━━ AVAILABLE RECORDS

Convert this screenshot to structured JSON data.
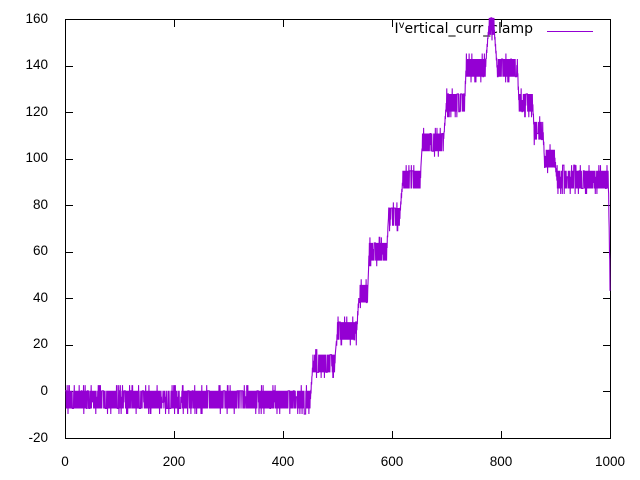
{
  "chart_data": {
    "type": "line",
    "title": "",
    "xlabel": "",
    "ylabel": "",
    "xlim": [
      0,
      1000
    ],
    "ylim": [
      -20,
      160
    ],
    "x_ticks": [
      0,
      200,
      400,
      600,
      800,
      1000
    ],
    "y_ticks": [
      -20,
      0,
      20,
      40,
      60,
      80,
      100,
      120,
      140,
      160
    ],
    "grid": false,
    "legend": {
      "position": "top-right",
      "label_pre": "I",
      "label_sup": "v",
      "label_post": "ertical_curr_clamp"
    },
    "series": [
      {
        "name": "Ivertical_curr_clamp",
        "color": "#9400d3",
        "noise_amplitude": 4.5,
        "segments": [
          [
            0,
            450,
            -3.5
          ],
          [
            455,
            495,
            12
          ],
          [
            500,
            535,
            26
          ],
          [
            540,
            555,
            42
          ],
          [
            558,
            590,
            60
          ],
          [
            594,
            614,
            75
          ],
          [
            620,
            652,
            91
          ],
          [
            656,
            694,
            107
          ],
          [
            700,
            733,
            124
          ],
          [
            736,
            771,
            139
          ],
          [
            778,
            787,
            157
          ],
          [
            793,
            830,
            139
          ],
          [
            833,
            858,
            124
          ],
          [
            861,
            877,
            112
          ],
          [
            880,
            898,
            100
          ],
          [
            903,
            997,
            91
          ],
          [
            1000,
            1000,
            47
          ]
        ]
      }
    ]
  }
}
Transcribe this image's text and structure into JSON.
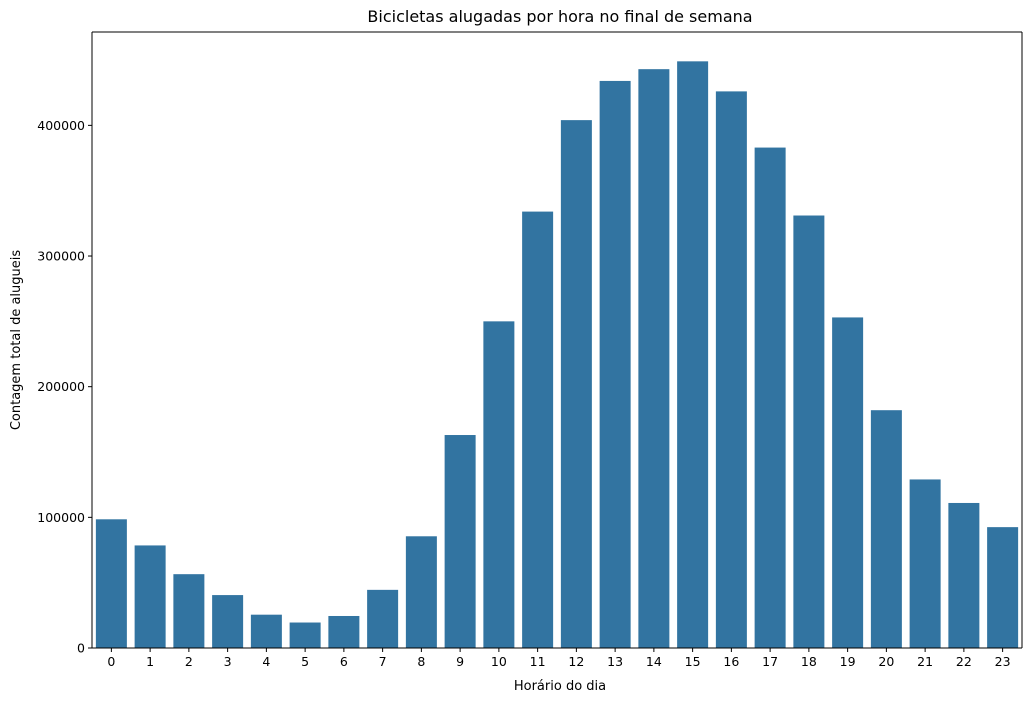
{
  "chart_data": {
    "type": "bar",
    "title": "Bicicletas alugadas por hora no final de semana",
    "xlabel": "Horário do dia",
    "ylabel": "Contagem total de alugueis",
    "categories": [
      "0",
      "1",
      "2",
      "3",
      "4",
      "5",
      "6",
      "7",
      "8",
      "9",
      "10",
      "11",
      "12",
      "13",
      "14",
      "15",
      "16",
      "17",
      "18",
      "19",
      "20",
      "21",
      "22",
      "23"
    ],
    "values": [
      98500,
      78500,
      56500,
      40500,
      25500,
      19500,
      24500,
      44500,
      85500,
      163000,
      250000,
      334000,
      404000,
      434000,
      443000,
      449000,
      426000,
      383000,
      331000,
      253000,
      182000,
      129000,
      111000,
      92500
    ],
    "yticks": [
      0,
      100000,
      200000,
      300000,
      400000
    ],
    "ytick_labels": [
      "0",
      "100000",
      "200000",
      "300000",
      "400000"
    ],
    "ylim": [
      0,
      471450
    ],
    "grid": false,
    "bar_color": "#3274a1"
  }
}
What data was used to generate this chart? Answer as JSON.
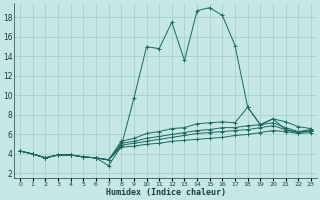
{
  "xlabel": "Humidex (Indice chaleur)",
  "background_color": "#c5e8e5",
  "grid_color": "#a8d0cc",
  "line_color": "#1a6660",
  "xlim": [
    -0.5,
    23.5
  ],
  "ylim": [
    1.5,
    19.5
  ],
  "xticks": [
    0,
    1,
    2,
    3,
    4,
    5,
    6,
    7,
    8,
    9,
    10,
    11,
    12,
    13,
    14,
    15,
    16,
    17,
    18,
    19,
    20,
    21,
    22,
    23
  ],
  "yticks": [
    2,
    4,
    6,
    8,
    10,
    12,
    14,
    16,
    18
  ],
  "series": [
    [
      4.3,
      4.0,
      3.6,
      3.9,
      3.9,
      3.7,
      3.6,
      2.8,
      4.8,
      9.7,
      15.0,
      14.8,
      17.5,
      13.6,
      18.7,
      19.0,
      18.2,
      15.1,
      8.8,
      7.0,
      7.6,
      6.5,
      6.2,
      6.4
    ],
    [
      4.3,
      4.0,
      3.6,
      3.9,
      3.9,
      3.7,
      3.6,
      3.4,
      5.3,
      5.6,
      6.1,
      6.3,
      6.6,
      6.7,
      7.1,
      7.2,
      7.3,
      7.2,
      8.8,
      7.0,
      7.6,
      7.3,
      6.8,
      6.6
    ],
    [
      4.3,
      4.0,
      3.6,
      3.9,
      3.9,
      3.7,
      3.6,
      3.4,
      5.1,
      5.3,
      5.6,
      5.8,
      6.0,
      6.2,
      6.4,
      6.5,
      6.7,
      6.7,
      6.9,
      7.0,
      7.2,
      6.7,
      6.3,
      6.5
    ],
    [
      4.3,
      4.0,
      3.6,
      3.9,
      3.9,
      3.7,
      3.6,
      3.4,
      4.9,
      5.1,
      5.3,
      5.5,
      5.7,
      5.9,
      6.1,
      6.2,
      6.3,
      6.4,
      6.5,
      6.7,
      6.9,
      6.5,
      6.2,
      6.4
    ],
    [
      4.3,
      4.0,
      3.6,
      3.9,
      3.9,
      3.7,
      3.6,
      3.4,
      4.7,
      4.8,
      5.0,
      5.1,
      5.3,
      5.4,
      5.5,
      5.6,
      5.7,
      5.9,
      6.0,
      6.2,
      6.4,
      6.3,
      6.1,
      6.2
    ]
  ]
}
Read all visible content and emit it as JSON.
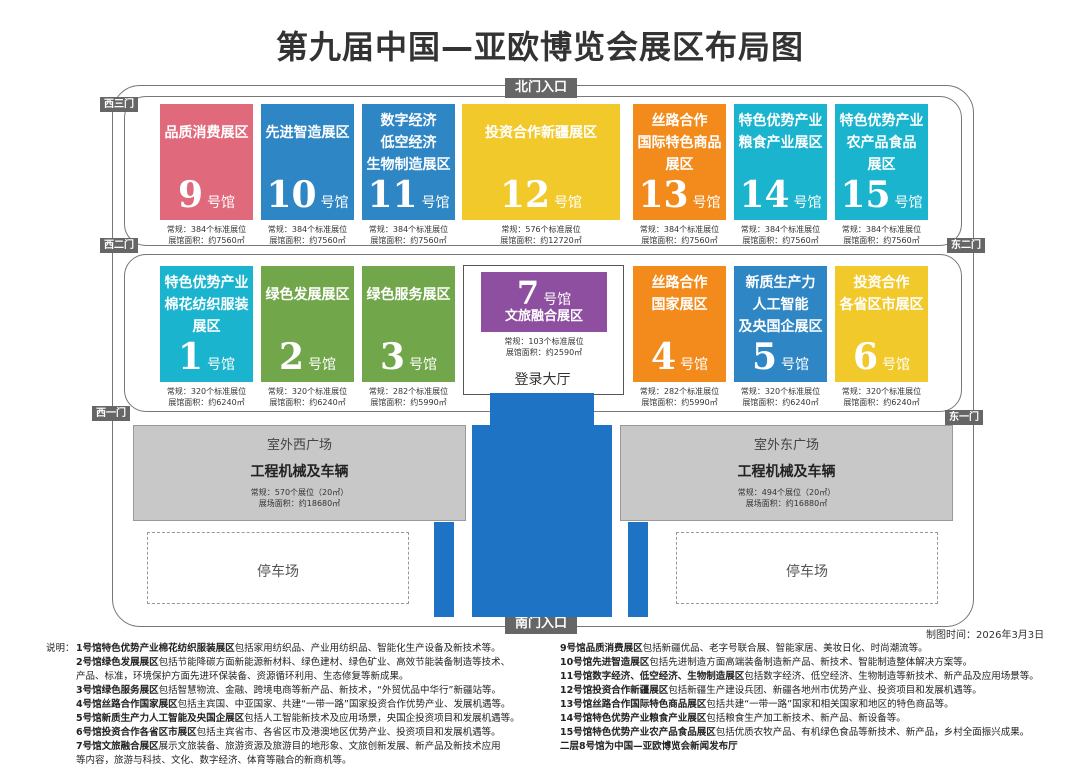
{
  "title": "第九届中国—亚欧博览会展区布局图",
  "gates": {
    "north": "北门入口",
    "south": "南门入口",
    "west3": "西三门",
    "west2": "西二门",
    "west1": "西一门",
    "east2": "东二门",
    "east1": "东一门"
  },
  "hall_word": "号馆",
  "north_halls": [
    {
      "num": "9",
      "name": [
        "品质消费展区"
      ],
      "color": "#e06a7c",
      "booths": "常规：384个标准展位",
      "area": "展馆面积：约7560㎡"
    },
    {
      "num": "10",
      "name": [
        "先进智造展区"
      ],
      "color": "#2f86c5",
      "booths": "常规：384个标准展位",
      "area": "展馆面积：约7560㎡"
    },
    {
      "num": "11",
      "name": [
        "数字经济",
        "低空经济",
        "生物制造展区"
      ],
      "color": "#2f86c5",
      "booths": "常规：384个标准展位",
      "area": "展馆面积：约7560㎡"
    },
    {
      "num": "12",
      "name": [
        "投资合作新疆展区"
      ],
      "color": "#f2c92b",
      "booths": "常规：576个标准展位",
      "area": "展馆面积：约12720㎡"
    },
    {
      "num": "13",
      "name": [
        "丝路合作",
        "国际特色商品",
        "展区"
      ],
      "color": "#f28b1c",
      "booths": "常规：384个标准展位",
      "area": "展馆面积：约7560㎡"
    },
    {
      "num": "14",
      "name": [
        "特色优势产业",
        "粮食产业展区"
      ],
      "color": "#1bb4cf",
      "booths": "常规：384个标准展位",
      "area": "展馆面积：约7560㎡"
    },
    {
      "num": "15",
      "name": [
        "特色优势产业",
        "农产品食品",
        "展区"
      ],
      "color": "#1bb4cf",
      "booths": "常规：384个标准展位",
      "area": "展馆面积：约7560㎡"
    }
  ],
  "south_halls": [
    {
      "num": "1",
      "name": [
        "特色优势产业",
        "棉花纺织服装",
        "展区"
      ],
      "color": "#1bb4cf",
      "booths": "常规：320个标准展位",
      "area": "展馆面积：约6240㎡"
    },
    {
      "num": "2",
      "name": [
        "绿色发展展区"
      ],
      "color": "#72a64a",
      "booths": "常规：320个标准展位",
      "area": "展馆面积：约6240㎡"
    },
    {
      "num": "3",
      "name": [
        "绿色服务展区"
      ],
      "color": "#72a64a",
      "booths": "常规：282个标准展位",
      "area": "展馆面积：约5990㎡"
    },
    {
      "num": "4",
      "name": [
        "丝路合作",
        "国家展区"
      ],
      "color": "#f28b1c",
      "booths": "常规：282个标准展位",
      "area": "展馆面积：约5990㎡"
    },
    {
      "num": "5",
      "name": [
        "新质生产力",
        "人工智能",
        "及央国企展区"
      ],
      "color": "#2f86c5",
      "booths": "常规：320个标准展位",
      "area": "展馆面积：约6240㎡"
    },
    {
      "num": "6",
      "name": [
        "投资合作",
        "各省区市展区"
      ],
      "color": "#f2c92b",
      "booths": "常规：320个标准展位",
      "area": "展馆面积：约6240㎡"
    }
  ],
  "hall7": {
    "num": "7",
    "name": "文旅融合展区",
    "color": "#8e4fa0",
    "booths": "常规：103个标准展位",
    "area": "展馆面积：约2590㎡",
    "lobby": "登录大厅"
  },
  "plazas": [
    {
      "title": "室外西广场",
      "name": "工程机械及车辆",
      "booths": "常规：570个展位（20㎡）",
      "area": "展场面积：约18680㎡"
    },
    {
      "title": "室外东广场",
      "name": "工程机械及车辆",
      "booths": "常规：494个展位（20㎡）",
      "area": "展场面积：约16880㎡"
    }
  ],
  "parking": [
    "停车场",
    "停车场"
  ],
  "date": "制图时间：2026年3月3日",
  "legend_label": "说明：",
  "legend_left": [
    {
      "b": "1号馆特色优势产业棉花纺织服装展区",
      "t": "包括家用纺织品、产业用纺织品、智能化生产设备及新技术等。"
    },
    {
      "b": "2号馆绿色发展展区",
      "t": "包括节能降碳方面新能源新材料、绿色建材、绿色矿业、高效节能装备制造等技术、"
    },
    {
      "b": "",
      "t": "产品、标准，环境保护方面先进环保装备、资源循环利用、生态修复等新成果。"
    },
    {
      "b": "3号馆绿色服务展区",
      "t": "包括智慧物流、金融、跨境电商等新产品、新技术，“外贸优品中华行”新疆站等。"
    },
    {
      "b": "4号馆丝路合作国家展区",
      "t": "包括主宾国、中亚国家、共建“一带一路”国家投资合作优势产业、发展机遇等。"
    },
    {
      "b": "5号馆新质生产力人工智能及央国企展区",
      "t": "包括人工智能新技术及应用场景，央国企投资项目和发展机遇等。"
    },
    {
      "b": "6号馆投资合作各省区市展区",
      "t": "包括主宾省市、各省区市及港澳地区优势产业、投资项目和发展机遇等。"
    },
    {
      "b": "7号馆文旅融合展区",
      "t": "展示文旅装备、旅游资源及旅游目的地形象、文旅创新发展、新产品及新技术应用"
    },
    {
      "b": "",
      "t": "等内容，旅游与科技、文化、数字经济、体育等融合的新商机等。"
    }
  ],
  "legend_right": [
    {
      "b": "9号馆品质消费展区",
      "t": "包括新疆优品、老字号联合展、智能家居、美妆日化、时尚潮流等。"
    },
    {
      "b": "10号馆先进智造展区",
      "t": "包括先进制造方面高端装备制造新产品、新技术、智能制造整体解决方案等。"
    },
    {
      "b": "11号馆数字经济、低空经济、生物制造展区",
      "t": "包括数字经济、低空经济、生物制造等新技术、新产品及应用场景等。"
    },
    {
      "b": "12号馆投资合作新疆展区",
      "t": "包括新疆生产建设兵团、新疆各地州市优势产业、投资项目和发展机遇等。"
    },
    {
      "b": "13号馆丝路合作国际特色商品展区",
      "t": "包括共建“一带一路”国家和相关国家和地区的特色商品等。"
    },
    {
      "b": "14号馆特色优势产业粮食产业展区",
      "t": "包括粮食生产加工新技术、新产品、新设备等。"
    },
    {
      "b": "15号馆特色优势产业农产品食品展区",
      "t": "包括优质农牧产品、有机绿色食品等新技术、新产品，乡村全面振兴成果。"
    },
    {
      "b": "二层8号馆为中国—亚欧博览会新闻发布厅",
      "t": ""
    }
  ]
}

━━━━

● DIRECTION: Pull every line containing the word "ylabel" out of the material and copy it.

● EXERCISE OUTPUT:
    "ylabel": "",
    "ylabel": "Contagem total de alugueis",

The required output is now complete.